**Source data**
######

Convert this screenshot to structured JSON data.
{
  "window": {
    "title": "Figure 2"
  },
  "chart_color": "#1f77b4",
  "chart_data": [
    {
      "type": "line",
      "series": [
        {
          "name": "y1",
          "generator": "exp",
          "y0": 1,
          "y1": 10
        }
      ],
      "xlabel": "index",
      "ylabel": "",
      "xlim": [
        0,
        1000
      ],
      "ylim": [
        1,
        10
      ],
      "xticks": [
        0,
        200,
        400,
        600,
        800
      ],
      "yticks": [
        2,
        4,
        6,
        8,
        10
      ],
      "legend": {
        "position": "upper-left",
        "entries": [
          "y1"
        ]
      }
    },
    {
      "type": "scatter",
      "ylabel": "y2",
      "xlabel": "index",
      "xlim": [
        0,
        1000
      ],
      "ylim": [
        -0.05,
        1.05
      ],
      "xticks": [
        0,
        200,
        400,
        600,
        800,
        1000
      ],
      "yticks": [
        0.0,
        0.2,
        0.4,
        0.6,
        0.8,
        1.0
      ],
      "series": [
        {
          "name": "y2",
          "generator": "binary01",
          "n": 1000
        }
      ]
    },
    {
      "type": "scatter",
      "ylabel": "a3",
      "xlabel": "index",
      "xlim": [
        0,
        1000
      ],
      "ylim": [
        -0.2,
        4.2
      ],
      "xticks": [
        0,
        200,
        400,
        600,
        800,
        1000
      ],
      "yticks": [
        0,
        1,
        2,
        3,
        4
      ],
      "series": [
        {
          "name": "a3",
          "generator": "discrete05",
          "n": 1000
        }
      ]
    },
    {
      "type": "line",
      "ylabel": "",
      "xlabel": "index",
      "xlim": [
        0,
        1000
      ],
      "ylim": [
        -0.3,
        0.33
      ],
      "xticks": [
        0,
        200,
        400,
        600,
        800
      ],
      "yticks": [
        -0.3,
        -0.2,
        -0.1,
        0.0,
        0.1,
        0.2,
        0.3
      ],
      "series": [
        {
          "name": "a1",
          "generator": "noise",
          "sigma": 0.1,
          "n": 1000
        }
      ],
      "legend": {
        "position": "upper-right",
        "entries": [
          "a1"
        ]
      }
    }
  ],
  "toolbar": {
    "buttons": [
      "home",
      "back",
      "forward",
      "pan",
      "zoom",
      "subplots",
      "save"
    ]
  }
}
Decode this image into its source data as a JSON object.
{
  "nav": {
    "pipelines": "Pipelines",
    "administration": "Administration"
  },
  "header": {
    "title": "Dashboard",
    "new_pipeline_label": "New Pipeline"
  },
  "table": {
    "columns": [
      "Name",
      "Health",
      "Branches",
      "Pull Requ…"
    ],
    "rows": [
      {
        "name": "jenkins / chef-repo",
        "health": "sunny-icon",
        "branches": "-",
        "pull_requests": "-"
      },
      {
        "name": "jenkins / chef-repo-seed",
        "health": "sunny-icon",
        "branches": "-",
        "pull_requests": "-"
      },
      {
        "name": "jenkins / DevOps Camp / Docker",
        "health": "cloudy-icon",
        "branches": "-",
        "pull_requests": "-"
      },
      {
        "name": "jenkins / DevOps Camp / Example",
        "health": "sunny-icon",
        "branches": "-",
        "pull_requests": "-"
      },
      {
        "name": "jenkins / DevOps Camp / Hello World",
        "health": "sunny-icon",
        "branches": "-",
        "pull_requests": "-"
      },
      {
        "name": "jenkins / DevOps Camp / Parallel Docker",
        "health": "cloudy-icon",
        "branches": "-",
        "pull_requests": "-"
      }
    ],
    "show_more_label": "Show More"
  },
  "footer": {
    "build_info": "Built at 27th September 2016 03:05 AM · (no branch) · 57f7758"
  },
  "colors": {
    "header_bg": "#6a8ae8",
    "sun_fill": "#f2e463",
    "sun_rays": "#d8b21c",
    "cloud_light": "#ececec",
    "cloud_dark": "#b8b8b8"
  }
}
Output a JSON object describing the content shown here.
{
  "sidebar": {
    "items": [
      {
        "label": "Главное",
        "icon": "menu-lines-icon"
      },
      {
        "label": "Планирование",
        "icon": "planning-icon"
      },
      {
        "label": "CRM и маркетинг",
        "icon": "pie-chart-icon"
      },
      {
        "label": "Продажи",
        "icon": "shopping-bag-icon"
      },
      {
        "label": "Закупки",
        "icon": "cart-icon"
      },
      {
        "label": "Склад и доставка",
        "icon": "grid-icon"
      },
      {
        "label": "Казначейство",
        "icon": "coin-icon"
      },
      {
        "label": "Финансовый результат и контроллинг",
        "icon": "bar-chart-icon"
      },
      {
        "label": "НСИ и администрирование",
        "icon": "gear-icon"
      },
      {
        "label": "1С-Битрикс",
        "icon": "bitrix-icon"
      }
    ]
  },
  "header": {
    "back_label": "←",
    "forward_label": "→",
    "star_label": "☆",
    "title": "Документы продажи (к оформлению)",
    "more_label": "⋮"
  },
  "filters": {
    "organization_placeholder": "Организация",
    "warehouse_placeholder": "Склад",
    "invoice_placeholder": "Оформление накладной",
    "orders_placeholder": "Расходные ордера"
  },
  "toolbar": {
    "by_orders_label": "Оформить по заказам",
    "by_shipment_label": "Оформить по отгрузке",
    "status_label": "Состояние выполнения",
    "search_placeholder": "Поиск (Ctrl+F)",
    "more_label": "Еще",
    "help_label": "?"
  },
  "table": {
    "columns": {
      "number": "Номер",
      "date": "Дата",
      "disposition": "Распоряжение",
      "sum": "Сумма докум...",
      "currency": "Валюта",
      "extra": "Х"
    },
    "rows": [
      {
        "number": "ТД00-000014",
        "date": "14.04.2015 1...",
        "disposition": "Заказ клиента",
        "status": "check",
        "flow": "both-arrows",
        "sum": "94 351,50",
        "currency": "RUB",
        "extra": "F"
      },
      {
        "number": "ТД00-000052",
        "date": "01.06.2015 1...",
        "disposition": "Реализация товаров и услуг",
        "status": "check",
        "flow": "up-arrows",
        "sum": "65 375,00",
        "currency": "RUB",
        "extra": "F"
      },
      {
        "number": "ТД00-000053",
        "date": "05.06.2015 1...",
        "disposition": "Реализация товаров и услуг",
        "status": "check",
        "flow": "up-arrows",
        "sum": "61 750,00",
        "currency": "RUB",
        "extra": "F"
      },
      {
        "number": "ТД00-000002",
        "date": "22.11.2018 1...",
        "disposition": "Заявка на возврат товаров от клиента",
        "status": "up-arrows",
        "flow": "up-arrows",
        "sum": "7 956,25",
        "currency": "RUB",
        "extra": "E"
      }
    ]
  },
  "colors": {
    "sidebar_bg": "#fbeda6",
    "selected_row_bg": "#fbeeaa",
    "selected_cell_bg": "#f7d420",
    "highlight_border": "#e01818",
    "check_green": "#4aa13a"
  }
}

######

**Exercise**
Check each line of the records above for "title", and copy those that have it.

**Reply**
    "title": "Figure 2"
    "title": "Dashboard",
    "title": "Документы продажи (к оформлению)",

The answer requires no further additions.